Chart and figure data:
--- START ---
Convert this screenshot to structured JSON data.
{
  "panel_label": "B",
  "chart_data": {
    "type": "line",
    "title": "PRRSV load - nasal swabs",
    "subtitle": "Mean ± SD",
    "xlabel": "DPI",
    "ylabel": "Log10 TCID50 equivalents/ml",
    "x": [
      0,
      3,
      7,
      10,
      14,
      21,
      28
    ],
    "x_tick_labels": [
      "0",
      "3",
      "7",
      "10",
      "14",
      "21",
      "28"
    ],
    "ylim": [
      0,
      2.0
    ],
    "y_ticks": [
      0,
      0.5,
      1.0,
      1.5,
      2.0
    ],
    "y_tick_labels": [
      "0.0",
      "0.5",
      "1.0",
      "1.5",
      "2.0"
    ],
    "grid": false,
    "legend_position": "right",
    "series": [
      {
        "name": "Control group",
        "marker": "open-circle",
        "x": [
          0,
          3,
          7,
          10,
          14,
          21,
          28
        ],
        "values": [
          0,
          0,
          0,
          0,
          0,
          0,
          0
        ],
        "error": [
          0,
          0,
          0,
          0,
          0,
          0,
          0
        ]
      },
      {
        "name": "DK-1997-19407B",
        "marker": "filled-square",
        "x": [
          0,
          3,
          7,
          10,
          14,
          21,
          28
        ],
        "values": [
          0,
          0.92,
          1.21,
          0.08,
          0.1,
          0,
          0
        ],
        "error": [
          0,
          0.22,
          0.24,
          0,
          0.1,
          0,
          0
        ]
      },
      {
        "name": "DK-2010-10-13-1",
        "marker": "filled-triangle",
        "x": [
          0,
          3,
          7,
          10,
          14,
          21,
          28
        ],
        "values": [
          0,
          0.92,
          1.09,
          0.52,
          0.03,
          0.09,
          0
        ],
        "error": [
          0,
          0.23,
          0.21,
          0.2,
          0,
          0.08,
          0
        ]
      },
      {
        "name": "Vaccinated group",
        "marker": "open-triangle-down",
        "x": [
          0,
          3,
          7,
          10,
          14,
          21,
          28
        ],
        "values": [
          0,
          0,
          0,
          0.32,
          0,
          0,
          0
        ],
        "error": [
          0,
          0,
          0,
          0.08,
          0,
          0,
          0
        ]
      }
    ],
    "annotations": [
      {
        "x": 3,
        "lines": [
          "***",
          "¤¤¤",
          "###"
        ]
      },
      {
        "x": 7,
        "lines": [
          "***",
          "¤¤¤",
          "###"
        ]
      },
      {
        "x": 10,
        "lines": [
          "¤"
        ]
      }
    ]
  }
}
--- END ---
- **Instructions for the task**
Copy every line of the records word for word.

- **Solution to this exercise**
Convert this screenshot to structured JSON data.
{
  "panel_label": "B",
  "chart_data": {
    "type": "line",
    "title": "PRRSV load - nasal swabs",
    "subtitle": "Mean ± SD",
    "xlabel": "DPI",
    "ylabel": "Log10 TCID50 equivalents/ml",
    "x": [
      0,
      3,
      7,
      10,
      14,
      21,
      28
    ],
    "x_tick_labels": [
      "0",
      "3",
      "7",
      "10",
      "14",
      "21",
      "28"
    ],
    "ylim": [
      0,
      2.0
    ],
    "y_ticks": [
      0,
      0.5,
      1.0,
      1.5,
      2.0
    ],
    "y_tick_labels": [
      "0.0",
      "0.5",
      "1.0",
      "1.5",
      "2.0"
    ],
    "grid": false,
    "legend_position": "right",
    "series": [
      {
        "name": "Control group",
        "marker": "open-circle",
        "x": [
          0,
          3,
          7,
          10,
          14,
          21,
          28
        ],
        "values": [
          0,
          0,
          0,
          0,
          0,
          0,
          0
        ],
        "error": [
          0,
          0,
          0,
          0,
          0,
          0,
          0
        ]
      },
      {
        "name": "DK-1997-19407B",
        "marker": "filled-square",
        "x": [
          0,
          3,
          7,
          10,
          14,
          21,
          28
        ],
        "values": [
          0,
          0.92,
          1.21,
          0.08,
          0.1,
          0,
          0
        ],
        "error": [
          0,
          0.22,
          0.24,
          0,
          0.1,
          0,
          0
        ]
      },
      {
        "name": "DK-2010-10-13-1",
        "marker": "filled-triangle",
        "x": [
          0,
          3,
          7,
          10,
          14,
          21,
          28
        ],
        "values": [
          0,
          0.92,
          1.09,
          0.52,
          0.03,
          0.09,
          0
        ],
        "error": [
          0,
          0.23,
          0.21,
          0.2,
          0,
          0.08,
          0
        ]
      },
      {
        "name": "Vaccinated group",
        "marker": "open-triangle-down",
        "x": [
          0,
          3,
          7,
          10,
          14,
          21,
          28
        ],
        "values": [
          0,
          0,
          0,
          0.32,
          0,
          0,
          0
        ],
        "error": [
          0,
          0,
          0,
          0.08,
          0,
          0,
          0
        ]
      }
    ],
    "annotations": [
      {
        "x": 3,
        "lines": [
          "***",
          "¤¤¤",
          "###"
        ]
      },
      {
        "x": 7,
        "lines": [
          "***",
          "¤¤¤",
          "###"
        ]
      },
      {
        "x": 10,
        "lines": [
          "¤"
        ]
      }
    ]
  }
}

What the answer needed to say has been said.